▸ PROBLEM: Reproduce the whole listing, character for character.

▸ RECORD EXCERPTS:
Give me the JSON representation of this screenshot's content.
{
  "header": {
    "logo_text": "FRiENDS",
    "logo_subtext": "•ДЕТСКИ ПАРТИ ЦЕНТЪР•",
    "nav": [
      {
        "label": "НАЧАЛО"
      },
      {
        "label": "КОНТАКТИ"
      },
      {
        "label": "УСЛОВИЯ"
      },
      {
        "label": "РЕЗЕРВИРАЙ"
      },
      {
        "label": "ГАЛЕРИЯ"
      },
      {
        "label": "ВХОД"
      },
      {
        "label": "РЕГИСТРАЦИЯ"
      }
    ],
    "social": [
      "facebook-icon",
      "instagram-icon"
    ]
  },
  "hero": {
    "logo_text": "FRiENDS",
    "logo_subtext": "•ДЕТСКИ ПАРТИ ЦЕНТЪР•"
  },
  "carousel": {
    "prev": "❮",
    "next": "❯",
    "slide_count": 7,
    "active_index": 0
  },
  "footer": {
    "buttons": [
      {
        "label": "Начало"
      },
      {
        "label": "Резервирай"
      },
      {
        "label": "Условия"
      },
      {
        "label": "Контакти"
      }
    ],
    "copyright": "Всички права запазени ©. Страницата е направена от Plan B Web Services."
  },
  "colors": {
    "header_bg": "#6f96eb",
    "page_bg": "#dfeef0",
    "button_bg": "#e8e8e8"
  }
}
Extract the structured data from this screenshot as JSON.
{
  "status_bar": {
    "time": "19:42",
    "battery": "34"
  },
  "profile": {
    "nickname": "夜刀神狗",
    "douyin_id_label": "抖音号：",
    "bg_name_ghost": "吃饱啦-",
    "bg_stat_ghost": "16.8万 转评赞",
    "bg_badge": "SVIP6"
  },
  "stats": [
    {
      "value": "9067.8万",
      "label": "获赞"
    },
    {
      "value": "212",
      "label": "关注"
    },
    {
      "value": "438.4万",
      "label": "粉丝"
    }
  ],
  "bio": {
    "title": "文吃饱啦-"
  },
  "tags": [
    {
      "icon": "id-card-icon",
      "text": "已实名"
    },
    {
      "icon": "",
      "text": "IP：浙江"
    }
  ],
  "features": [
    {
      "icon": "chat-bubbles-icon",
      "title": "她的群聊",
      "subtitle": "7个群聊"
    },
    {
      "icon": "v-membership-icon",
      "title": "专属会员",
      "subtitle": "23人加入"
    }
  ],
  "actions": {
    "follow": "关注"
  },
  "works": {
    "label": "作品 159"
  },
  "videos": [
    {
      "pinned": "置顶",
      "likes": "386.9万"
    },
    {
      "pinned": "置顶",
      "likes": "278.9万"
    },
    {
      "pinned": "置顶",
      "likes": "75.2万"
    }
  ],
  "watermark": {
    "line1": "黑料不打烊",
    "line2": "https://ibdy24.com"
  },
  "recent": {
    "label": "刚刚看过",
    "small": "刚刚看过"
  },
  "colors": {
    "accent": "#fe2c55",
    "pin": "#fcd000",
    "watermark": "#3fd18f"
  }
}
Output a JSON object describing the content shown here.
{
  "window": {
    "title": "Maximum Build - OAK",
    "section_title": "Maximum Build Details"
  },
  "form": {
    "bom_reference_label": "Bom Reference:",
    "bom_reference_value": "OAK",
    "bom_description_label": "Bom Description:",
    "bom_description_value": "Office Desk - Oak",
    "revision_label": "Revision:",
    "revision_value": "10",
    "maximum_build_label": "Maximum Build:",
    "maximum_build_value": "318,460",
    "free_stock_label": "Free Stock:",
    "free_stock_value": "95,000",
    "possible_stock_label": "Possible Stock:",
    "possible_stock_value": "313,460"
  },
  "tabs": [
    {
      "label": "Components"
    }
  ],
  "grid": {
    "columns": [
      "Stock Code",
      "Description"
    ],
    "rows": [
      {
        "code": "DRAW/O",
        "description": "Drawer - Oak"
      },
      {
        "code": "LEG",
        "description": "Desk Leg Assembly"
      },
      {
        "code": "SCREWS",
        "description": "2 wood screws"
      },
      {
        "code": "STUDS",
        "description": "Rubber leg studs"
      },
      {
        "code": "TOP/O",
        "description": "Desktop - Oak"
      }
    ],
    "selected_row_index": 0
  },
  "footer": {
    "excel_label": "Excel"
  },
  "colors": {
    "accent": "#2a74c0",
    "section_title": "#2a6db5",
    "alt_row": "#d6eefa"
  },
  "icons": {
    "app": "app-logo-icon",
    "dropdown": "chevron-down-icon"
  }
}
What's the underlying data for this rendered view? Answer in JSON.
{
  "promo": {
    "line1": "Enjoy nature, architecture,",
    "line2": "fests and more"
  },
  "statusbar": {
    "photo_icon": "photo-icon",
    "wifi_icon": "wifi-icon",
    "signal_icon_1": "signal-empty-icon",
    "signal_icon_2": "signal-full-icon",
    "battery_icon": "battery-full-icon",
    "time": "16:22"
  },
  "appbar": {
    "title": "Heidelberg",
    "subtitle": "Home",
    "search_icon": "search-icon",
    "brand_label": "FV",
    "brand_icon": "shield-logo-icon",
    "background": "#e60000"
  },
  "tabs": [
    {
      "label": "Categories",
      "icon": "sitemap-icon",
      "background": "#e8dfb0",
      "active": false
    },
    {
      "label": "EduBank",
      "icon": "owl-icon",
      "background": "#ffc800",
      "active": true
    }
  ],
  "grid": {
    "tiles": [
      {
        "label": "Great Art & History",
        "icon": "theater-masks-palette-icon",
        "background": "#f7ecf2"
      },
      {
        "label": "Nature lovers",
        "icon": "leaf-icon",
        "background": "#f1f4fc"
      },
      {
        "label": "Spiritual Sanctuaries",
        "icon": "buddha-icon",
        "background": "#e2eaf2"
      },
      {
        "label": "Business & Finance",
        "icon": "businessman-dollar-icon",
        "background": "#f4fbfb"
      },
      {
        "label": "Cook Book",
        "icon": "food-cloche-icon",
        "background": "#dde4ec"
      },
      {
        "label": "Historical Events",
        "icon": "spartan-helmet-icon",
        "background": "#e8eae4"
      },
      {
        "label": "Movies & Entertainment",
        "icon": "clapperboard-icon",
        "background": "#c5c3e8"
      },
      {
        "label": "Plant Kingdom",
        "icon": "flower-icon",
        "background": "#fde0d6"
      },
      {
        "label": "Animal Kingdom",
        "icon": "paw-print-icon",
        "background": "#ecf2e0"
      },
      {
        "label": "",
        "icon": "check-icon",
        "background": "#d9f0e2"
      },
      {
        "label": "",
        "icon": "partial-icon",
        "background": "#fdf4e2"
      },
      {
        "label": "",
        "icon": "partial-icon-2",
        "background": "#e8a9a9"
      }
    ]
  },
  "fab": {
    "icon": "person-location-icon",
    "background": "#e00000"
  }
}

▸ FINISHED ANSWER:
Give me the JSON representation of this screenshot's content.
{
  "header": {
    "logo_text": "FRiENDS",
    "logo_subtext": "•ДЕТСКИ ПАРТИ ЦЕНТЪР•",
    "nav": [
      {
        "label": "НАЧАЛО"
      },
      {
        "label": "КОНТАКТИ"
      },
      {
        "label": "УСЛОВИЯ"
      },
      {
        "label": "РЕЗЕРВИРАЙ"
      },
      {
        "label": "ГАЛЕРИЯ"
      },
      {
        "label": "ВХОД"
      },
      {
        "label": "РЕГИСТРАЦИЯ"
      }
    ],
    "social": [
      "facebook-icon",
      "instagram-icon"
    ]
  },
  "hero": {
    "logo_text": "FRiENDS",
    "logo_subtext": "•ДЕТСКИ ПАРТИ ЦЕНТЪР•"
  },
  "carousel": {
    "prev": "❮",
    "next": "❯",
    "slide_count": 7,
    "active_index": 0
  },
  "footer": {
    "buttons": [
      {
        "label": "Начало"
      },
      {
        "label": "Резервирай"
      },
      {
        "label": "Условия"
      },
      {
        "label": "Контакти"
      }
    ],
    "copyright": "Всички права запазени ©. Страницата е направена от Plan B Web Services."
  },
  "colors": {
    "header_bg": "#6f96eb",
    "page_bg": "#dfeef0",
    "button_bg": "#e8e8e8"
  }
}
Extract the structured data from this screenshot as JSON.
{
  "status_bar": {
    "time": "19:42",
    "battery": "34"
  },
  "profile": {
    "nickname": "夜刀神狗",
    "douyin_id_label": "抖音号：",
    "bg_name_ghost": "吃饱啦-",
    "bg_stat_ghost": "16.8万 转评赞",
    "bg_badge": "SVIP6"
  },
  "stats": [
    {
      "value": "9067.8万",
      "label": "获赞"
    },
    {
      "value": "212",
      "label": "关注"
    },
    {
      "value": "438.4万",
      "label": "粉丝"
    }
  ],
  "bio": {
    "title": "文吃饱啦-"
  },
  "tags": [
    {
      "icon": "id-card-icon",
      "text": "已实名"
    },
    {
      "icon": "",
      "text": "IP：浙江"
    }
  ],
  "features": [
    {
      "icon": "chat-bubbles-icon",
      "title": "她的群聊",
      "subtitle": "7个群聊"
    },
    {
      "icon": "v-membership-icon",
      "title": "专属会员",
      "subtitle": "23人加入"
    }
  ],
  "actions": {
    "follow": "关注"
  },
  "works": {
    "label": "作品 159"
  },
  "videos": [
    {
      "pinned": "置顶",
      "likes": "386.9万"
    },
    {
      "pinned": "置顶",
      "likes": "278.9万"
    },
    {
      "pinned": "置顶",
      "likes": "75.2万"
    }
  ],
  "watermark": {
    "line1": "黑料不打烊",
    "line2": "https://ibdy24.com"
  },
  "recent": {
    "label": "刚刚看过",
    "small": "刚刚看过"
  },
  "colors": {
    "accent": "#fe2c55",
    "pin": "#fcd000",
    "watermark": "#3fd18f"
  }
}
Output a JSON object describing the content shown here.
{
  "window": {
    "title": "Maximum Build - OAK",
    "section_title": "Maximum Build Details"
  },
  "form": {
    "bom_reference_label": "Bom Reference:",
    "bom_reference_value": "OAK",
    "bom_description_label": "Bom Description:",
    "bom_description_value": "Office Desk - Oak",
    "revision_label": "Revision:",
    "revision_value": "10",
    "maximum_build_label": "Maximum Build:",
    "maximum_build_value": "318,460",
    "free_stock_label": "Free Stock:",
    "free_stock_value": "95,000",
    "possible_stock_label": "Possible Stock:",
    "possible_stock_value": "313,460"
  },
  "tabs": [
    {
      "label": "Components"
    }
  ],
  "grid": {
    "columns": [
      "Stock Code",
      "Description"
    ],
    "rows": [
      {
        "code": "DRAW/O",
        "description": "Drawer - Oak"
      },
      {
        "code": "LEG",
        "description": "Desk Leg Assembly"
      },
      {
        "code": "SCREWS",
        "description": "2 wood screws"
      },
      {
        "code": "STUDS",
        "description": "Rubber leg studs"
      },
      {
        "code": "TOP/O",
        "description": "Desktop - Oak"
      }
    ],
    "selected_row_index": 0
  },
  "footer": {
    "excel_label": "Excel"
  },
  "colors": {
    "accent": "#2a74c0",
    "section_title": "#2a6db5",
    "alt_row": "#d6eefa"
  },
  "icons": {
    "app": "app-logo-icon",
    "dropdown": "chevron-down-icon"
  }
}
What's the underlying data for this rendered view? Answer in JSON.
{
  "promo": {
    "line1": "Enjoy nature, architecture,",
    "line2": "fests and more"
  },
  "statusbar": {
    "photo_icon": "photo-icon",
    "wifi_icon": "wifi-icon",
    "signal_icon_1": "signal-empty-icon",
    "signal_icon_2": "signal-full-icon",
    "battery_icon": "battery-full-icon",
    "time": "16:22"
  },
  "appbar": {
    "title": "Heidelberg",
    "subtitle": "Home",
    "search_icon": "search-icon",
    "brand_label": "FV",
    "brand_icon": "shield-logo-icon",
    "background": "#e60000"
  },
  "tabs": [
    {
      "label": "Categories",
      "icon": "sitemap-icon",
      "background": "#e8dfb0",
      "active": false
    },
    {
      "label": "EduBank",
      "icon": "owl-icon",
      "background": "#ffc800",
      "active": true
    }
  ],
  "grid": {
    "tiles": [
      {
        "label": "Great Art & History",
        "icon": "theater-masks-palette-icon",
        "background": "#f7ecf2"
      },
      {
        "label": "Nature lovers",
        "icon": "leaf-icon",
        "background": "#f1f4fc"
      },
      {
        "label": "Spiritual Sanctuaries",
        "icon": "buddha-icon",
        "background": "#e2eaf2"
      },
      {
        "label": "Business & Finance",
        "icon": "businessman-dollar-icon",
        "background": "#f4fbfb"
      },
      {
        "label": "Cook Book",
        "icon": "food-cloche-icon",
        "background": "#dde4ec"
      },
      {
        "label": "Historical Events",
        "icon": "spartan-helmet-icon",
        "background": "#e8eae4"
      },
      {
        "label": "Movies & Entertainment",
        "icon": "clapperboard-icon",
        "background": "#c5c3e8"
      },
      {
        "label": "Plant Kingdom",
        "icon": "flower-icon",
        "background": "#fde0d6"
      },
      {
        "label": "Animal Kingdom",
        "icon": "paw-print-icon",
        "background": "#ecf2e0"
      },
      {
        "label": "",
        "icon": "check-icon",
        "background": "#d9f0e2"
      },
      {
        "label": "",
        "icon": "partial-icon",
        "background": "#fdf4e2"
      },
      {
        "label": "",
        "icon": "partial-icon-2",
        "background": "#e8a9a9"
      }
    ]
  },
  "fab": {
    "icon": "person-location-icon",
    "background": "#e00000"
  }
}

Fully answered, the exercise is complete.